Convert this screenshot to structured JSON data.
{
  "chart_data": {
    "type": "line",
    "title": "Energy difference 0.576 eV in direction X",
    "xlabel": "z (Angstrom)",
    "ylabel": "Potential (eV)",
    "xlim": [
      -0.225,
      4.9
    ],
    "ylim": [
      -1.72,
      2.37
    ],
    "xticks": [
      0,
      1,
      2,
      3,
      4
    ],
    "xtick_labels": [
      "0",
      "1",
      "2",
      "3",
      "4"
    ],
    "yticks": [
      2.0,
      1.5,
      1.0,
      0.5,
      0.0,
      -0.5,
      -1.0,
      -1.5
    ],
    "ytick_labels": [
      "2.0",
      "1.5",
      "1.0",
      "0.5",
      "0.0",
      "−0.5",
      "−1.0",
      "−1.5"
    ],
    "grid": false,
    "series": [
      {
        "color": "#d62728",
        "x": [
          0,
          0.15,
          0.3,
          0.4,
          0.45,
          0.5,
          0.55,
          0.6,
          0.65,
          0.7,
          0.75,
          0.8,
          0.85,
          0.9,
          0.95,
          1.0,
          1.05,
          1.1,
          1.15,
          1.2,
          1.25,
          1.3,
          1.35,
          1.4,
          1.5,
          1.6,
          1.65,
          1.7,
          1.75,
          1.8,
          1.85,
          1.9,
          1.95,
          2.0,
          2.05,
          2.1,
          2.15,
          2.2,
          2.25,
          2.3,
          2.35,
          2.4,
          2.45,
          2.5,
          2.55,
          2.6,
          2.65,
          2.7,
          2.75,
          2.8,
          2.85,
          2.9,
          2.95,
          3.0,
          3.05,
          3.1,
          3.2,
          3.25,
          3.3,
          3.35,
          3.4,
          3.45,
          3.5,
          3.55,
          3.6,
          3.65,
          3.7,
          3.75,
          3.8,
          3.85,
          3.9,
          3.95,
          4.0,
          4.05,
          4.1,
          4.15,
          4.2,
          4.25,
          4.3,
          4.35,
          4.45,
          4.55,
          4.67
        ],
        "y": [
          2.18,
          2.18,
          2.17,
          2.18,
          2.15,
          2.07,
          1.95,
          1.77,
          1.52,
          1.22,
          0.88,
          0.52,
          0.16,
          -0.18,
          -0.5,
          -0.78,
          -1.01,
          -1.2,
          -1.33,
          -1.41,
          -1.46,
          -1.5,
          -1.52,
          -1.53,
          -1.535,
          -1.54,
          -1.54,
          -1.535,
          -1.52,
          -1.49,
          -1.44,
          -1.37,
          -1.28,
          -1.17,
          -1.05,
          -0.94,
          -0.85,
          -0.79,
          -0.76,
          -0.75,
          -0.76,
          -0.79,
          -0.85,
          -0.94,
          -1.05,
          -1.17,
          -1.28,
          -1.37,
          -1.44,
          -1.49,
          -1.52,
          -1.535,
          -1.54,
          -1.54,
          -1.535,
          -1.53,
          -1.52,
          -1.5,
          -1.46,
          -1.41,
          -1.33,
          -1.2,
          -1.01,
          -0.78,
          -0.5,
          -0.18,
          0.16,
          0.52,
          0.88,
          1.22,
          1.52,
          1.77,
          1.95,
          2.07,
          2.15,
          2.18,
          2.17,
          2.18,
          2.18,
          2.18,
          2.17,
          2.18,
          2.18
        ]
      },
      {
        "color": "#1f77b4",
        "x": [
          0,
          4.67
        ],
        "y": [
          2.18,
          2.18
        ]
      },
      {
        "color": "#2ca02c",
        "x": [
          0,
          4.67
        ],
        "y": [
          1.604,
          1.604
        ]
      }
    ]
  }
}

* _Short exercise_
Repeat the records above exactly, leaving none out.

* _Exercise answer_
Convert this screenshot to structured JSON data.
{
  "chart_data": {
    "type": "line",
    "title": "Energy difference 0.576 eV in direction X",
    "xlabel": "z (Angstrom)",
    "ylabel": "Potential (eV)",
    "xlim": [
      -0.225,
      4.9
    ],
    "ylim": [
      -1.72,
      2.37
    ],
    "xticks": [
      0,
      1,
      2,
      3,
      4
    ],
    "xtick_labels": [
      "0",
      "1",
      "2",
      "3",
      "4"
    ],
    "yticks": [
      2.0,
      1.5,
      1.0,
      0.5,
      0.0,
      -0.5,
      -1.0,
      -1.5
    ],
    "ytick_labels": [
      "2.0",
      "1.5",
      "1.0",
      "0.5",
      "0.0",
      "−0.5",
      "−1.0",
      "−1.5"
    ],
    "grid": false,
    "series": [
      {
        "color": "#d62728",
        "x": [
          0,
          0.15,
          0.3,
          0.4,
          0.45,
          0.5,
          0.55,
          0.6,
          0.65,
          0.7,
          0.75,
          0.8,
          0.85,
          0.9,
          0.95,
          1.0,
          1.05,
          1.1,
          1.15,
          1.2,
          1.25,
          1.3,
          1.35,
          1.4,
          1.5,
          1.6,
          1.65,
          1.7,
          1.75,
          1.8,
          1.85,
          1.9,
          1.95,
          2.0,
          2.05,
          2.1,
          2.15,
          2.2,
          2.25,
          2.3,
          2.35,
          2.4,
          2.45,
          2.5,
          2.55,
          2.6,
          2.65,
          2.7,
          2.75,
          2.8,
          2.85,
          2.9,
          2.95,
          3.0,
          3.05,
          3.1,
          3.2,
          3.25,
          3.3,
          3.35,
          3.4,
          3.45,
          3.5,
          3.55,
          3.6,
          3.65,
          3.7,
          3.75,
          3.8,
          3.85,
          3.9,
          3.95,
          4.0,
          4.05,
          4.1,
          4.15,
          4.2,
          4.25,
          4.3,
          4.35,
          4.45,
          4.55,
          4.67
        ],
        "y": [
          2.18,
          2.18,
          2.17,
          2.18,
          2.15,
          2.07,
          1.95,
          1.77,
          1.52,
          1.22,
          0.88,
          0.52,
          0.16,
          -0.18,
          -0.5,
          -0.78,
          -1.01,
          -1.2,
          -1.33,
          -1.41,
          -1.46,
          -1.5,
          -1.52,
          -1.53,
          -1.535,
          -1.54,
          -1.54,
          -1.535,
          -1.52,
          -1.49,
          -1.44,
          -1.37,
          -1.28,
          -1.17,
          -1.05,
          -0.94,
          -0.85,
          -0.79,
          -0.76,
          -0.75,
          -0.76,
          -0.79,
          -0.85,
          -0.94,
          -1.05,
          -1.17,
          -1.28,
          -1.37,
          -1.44,
          -1.49,
          -1.52,
          -1.535,
          -1.54,
          -1.54,
          -1.535,
          -1.53,
          -1.52,
          -1.5,
          -1.46,
          -1.41,
          -1.33,
          -1.2,
          -1.01,
          -0.78,
          -0.5,
          -0.18,
          0.16,
          0.52,
          0.88,
          1.22,
          1.52,
          1.77,
          1.95,
          2.07,
          2.15,
          2.18,
          2.17,
          2.18,
          2.18,
          2.18,
          2.17,
          2.18,
          2.18
        ]
      },
      {
        "color": "#1f77b4",
        "x": [
          0,
          4.67
        ],
        "y": [
          2.18,
          2.18
        ]
      },
      {
        "color": "#2ca02c",
        "x": [
          0,
          4.67
        ],
        "y": [
          1.604,
          1.604
        ]
      }
    ]
  }
}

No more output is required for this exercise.